◆ **Given task**
Which lines include the word "Personal"? Copy each of them.

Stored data
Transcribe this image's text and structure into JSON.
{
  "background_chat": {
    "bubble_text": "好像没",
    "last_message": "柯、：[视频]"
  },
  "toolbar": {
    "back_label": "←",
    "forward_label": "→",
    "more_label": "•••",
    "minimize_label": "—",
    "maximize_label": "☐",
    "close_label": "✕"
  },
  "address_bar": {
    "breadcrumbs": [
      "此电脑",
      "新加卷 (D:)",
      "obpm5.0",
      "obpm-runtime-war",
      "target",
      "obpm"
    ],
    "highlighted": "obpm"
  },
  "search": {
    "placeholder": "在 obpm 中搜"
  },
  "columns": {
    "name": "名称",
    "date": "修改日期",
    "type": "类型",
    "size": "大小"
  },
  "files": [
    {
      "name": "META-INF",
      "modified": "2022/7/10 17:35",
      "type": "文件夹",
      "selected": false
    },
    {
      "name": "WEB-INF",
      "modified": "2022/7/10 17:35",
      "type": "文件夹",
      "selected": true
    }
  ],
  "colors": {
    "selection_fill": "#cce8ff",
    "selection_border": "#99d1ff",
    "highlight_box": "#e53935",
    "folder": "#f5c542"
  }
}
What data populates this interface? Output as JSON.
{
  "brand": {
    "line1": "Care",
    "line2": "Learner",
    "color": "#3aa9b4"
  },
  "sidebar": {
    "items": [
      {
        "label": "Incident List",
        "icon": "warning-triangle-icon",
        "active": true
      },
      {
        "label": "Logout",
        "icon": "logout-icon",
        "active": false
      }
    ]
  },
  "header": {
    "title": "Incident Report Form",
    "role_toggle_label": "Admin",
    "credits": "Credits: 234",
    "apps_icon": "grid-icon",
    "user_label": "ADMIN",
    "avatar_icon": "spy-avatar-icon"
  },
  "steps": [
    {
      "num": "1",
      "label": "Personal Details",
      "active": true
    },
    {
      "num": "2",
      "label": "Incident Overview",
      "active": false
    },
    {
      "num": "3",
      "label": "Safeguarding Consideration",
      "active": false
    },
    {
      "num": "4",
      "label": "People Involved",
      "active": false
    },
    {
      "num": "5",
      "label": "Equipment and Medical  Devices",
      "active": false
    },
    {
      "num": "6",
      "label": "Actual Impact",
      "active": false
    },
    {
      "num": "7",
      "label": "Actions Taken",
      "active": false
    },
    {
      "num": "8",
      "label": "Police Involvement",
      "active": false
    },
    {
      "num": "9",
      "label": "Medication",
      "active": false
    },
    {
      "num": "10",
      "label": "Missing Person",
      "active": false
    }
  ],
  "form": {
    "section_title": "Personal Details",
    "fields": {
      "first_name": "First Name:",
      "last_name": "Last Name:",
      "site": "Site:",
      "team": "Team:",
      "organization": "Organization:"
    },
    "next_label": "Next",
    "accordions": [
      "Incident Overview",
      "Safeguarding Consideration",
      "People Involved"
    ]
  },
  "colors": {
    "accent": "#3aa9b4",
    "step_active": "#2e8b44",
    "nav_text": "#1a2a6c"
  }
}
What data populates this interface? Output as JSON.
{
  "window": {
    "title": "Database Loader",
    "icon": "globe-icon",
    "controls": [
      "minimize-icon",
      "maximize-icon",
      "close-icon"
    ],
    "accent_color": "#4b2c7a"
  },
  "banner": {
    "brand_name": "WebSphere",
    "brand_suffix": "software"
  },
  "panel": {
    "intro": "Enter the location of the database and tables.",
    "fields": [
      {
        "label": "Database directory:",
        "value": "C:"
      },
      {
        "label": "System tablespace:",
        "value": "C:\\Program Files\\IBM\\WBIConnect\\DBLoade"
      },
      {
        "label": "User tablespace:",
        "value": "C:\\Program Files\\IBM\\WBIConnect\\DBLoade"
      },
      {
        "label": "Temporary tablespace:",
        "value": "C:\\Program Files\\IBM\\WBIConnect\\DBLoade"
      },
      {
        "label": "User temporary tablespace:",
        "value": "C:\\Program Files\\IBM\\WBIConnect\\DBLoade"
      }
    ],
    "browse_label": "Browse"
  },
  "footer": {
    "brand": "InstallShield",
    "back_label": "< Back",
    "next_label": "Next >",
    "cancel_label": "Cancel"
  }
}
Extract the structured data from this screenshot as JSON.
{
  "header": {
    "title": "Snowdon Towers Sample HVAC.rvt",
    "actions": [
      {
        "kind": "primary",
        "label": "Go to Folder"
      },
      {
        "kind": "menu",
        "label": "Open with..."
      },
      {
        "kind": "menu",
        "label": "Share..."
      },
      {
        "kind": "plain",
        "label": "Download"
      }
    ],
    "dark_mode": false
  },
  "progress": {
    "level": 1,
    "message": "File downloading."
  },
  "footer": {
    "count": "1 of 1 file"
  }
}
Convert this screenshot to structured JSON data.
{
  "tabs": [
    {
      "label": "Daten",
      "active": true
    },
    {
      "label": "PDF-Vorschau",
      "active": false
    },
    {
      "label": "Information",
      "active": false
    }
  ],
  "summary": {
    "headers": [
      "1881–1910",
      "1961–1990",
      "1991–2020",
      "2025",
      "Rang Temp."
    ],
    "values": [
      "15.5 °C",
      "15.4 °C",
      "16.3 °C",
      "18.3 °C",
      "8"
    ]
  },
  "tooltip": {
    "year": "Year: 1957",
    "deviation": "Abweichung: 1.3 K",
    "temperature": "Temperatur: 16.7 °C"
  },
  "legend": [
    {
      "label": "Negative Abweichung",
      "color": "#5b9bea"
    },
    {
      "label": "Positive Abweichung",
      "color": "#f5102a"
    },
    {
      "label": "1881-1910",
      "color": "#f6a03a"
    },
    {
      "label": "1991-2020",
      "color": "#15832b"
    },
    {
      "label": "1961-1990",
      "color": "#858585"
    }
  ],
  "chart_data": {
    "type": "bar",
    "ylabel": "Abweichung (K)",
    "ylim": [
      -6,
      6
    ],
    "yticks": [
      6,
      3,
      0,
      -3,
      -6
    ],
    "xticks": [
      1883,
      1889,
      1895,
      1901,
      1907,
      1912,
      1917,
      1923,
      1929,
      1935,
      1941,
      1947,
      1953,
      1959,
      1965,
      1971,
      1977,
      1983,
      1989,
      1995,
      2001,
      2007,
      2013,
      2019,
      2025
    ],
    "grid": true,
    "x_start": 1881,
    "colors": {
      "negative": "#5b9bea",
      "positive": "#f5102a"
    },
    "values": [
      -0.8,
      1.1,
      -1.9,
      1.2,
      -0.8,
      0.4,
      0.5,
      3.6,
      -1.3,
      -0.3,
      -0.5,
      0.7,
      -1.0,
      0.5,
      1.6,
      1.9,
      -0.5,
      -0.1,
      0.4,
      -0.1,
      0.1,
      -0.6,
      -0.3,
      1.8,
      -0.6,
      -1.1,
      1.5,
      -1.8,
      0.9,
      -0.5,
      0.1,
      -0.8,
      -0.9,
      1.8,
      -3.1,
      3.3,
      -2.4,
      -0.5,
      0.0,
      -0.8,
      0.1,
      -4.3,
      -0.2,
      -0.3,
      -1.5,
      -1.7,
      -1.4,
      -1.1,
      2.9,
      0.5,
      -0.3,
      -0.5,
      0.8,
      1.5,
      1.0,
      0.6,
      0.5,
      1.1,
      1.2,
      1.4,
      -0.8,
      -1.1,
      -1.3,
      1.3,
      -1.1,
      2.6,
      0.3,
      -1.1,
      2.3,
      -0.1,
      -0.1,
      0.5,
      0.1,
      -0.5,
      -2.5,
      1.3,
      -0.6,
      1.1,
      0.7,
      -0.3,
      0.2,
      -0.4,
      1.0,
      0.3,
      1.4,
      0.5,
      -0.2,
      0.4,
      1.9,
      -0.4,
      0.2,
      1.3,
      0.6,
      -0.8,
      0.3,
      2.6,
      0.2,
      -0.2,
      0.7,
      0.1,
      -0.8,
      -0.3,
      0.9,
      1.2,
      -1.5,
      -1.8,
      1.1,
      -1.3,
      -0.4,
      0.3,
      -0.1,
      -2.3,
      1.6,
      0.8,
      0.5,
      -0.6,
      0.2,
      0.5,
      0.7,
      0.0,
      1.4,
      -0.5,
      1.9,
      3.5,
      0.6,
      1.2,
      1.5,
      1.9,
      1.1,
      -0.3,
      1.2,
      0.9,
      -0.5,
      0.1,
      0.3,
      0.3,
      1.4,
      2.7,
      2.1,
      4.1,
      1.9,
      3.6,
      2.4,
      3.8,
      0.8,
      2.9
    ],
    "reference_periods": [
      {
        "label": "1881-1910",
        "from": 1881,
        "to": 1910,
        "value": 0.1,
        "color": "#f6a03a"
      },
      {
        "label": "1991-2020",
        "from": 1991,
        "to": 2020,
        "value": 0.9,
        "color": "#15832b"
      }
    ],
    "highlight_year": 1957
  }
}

◆ **Expected answer**
      "label": "Personal Details",
    "section_title": "Personal Details",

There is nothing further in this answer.